### What needs to be done:
List each line of the data that holds the string "新手鲜花养护知识".

### Material shown:
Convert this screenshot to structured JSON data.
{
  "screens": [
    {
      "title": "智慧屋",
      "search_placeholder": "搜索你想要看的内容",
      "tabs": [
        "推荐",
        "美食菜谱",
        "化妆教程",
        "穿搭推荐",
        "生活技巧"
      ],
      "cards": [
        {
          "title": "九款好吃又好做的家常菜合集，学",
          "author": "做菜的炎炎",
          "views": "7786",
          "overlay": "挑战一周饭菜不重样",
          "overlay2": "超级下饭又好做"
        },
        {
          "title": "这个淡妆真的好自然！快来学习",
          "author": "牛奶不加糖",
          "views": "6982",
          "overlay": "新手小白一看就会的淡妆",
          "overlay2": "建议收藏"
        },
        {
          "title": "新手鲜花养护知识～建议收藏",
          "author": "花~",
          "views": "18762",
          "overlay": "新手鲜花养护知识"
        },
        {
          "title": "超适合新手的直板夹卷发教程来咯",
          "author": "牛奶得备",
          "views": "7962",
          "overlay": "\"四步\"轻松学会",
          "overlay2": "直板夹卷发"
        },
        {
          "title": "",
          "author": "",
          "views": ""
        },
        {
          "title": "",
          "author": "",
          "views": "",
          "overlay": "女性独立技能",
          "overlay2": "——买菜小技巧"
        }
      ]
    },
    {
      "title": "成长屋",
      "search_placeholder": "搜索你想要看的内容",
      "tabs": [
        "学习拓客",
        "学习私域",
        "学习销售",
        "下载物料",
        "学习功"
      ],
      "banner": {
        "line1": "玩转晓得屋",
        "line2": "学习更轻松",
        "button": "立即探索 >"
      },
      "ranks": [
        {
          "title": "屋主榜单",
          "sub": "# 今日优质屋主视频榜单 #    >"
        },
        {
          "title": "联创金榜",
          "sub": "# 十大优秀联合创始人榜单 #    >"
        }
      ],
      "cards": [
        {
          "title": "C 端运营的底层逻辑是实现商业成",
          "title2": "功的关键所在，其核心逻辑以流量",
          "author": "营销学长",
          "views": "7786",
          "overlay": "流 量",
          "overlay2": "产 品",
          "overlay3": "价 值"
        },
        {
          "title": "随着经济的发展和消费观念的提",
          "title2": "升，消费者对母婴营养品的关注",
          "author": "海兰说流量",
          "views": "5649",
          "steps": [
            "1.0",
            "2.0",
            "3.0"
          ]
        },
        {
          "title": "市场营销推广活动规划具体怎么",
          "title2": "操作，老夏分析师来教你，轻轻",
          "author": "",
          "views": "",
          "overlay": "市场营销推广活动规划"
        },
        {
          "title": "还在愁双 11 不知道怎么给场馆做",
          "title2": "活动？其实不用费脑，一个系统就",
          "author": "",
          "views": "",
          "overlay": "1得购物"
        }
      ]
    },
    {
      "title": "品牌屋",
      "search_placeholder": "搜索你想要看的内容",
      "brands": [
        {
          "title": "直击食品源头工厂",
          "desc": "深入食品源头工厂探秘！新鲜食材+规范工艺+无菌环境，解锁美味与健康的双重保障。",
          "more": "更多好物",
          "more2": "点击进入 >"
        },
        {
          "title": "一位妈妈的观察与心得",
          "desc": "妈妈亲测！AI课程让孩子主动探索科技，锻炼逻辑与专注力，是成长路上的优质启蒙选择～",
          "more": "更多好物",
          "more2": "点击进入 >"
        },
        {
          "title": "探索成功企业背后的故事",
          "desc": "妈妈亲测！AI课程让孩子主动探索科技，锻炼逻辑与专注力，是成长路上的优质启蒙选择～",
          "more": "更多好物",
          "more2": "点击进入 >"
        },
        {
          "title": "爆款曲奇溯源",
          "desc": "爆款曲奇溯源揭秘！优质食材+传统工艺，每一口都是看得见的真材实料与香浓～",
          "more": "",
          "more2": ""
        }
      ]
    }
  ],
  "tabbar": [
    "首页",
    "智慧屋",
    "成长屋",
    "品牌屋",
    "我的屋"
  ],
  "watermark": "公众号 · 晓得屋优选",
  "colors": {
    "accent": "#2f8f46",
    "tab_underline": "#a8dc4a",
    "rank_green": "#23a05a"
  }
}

### Reply:
          "title": "新手鲜花养护知识～建议收藏",
          "overlay": "新手鲜花养护知识"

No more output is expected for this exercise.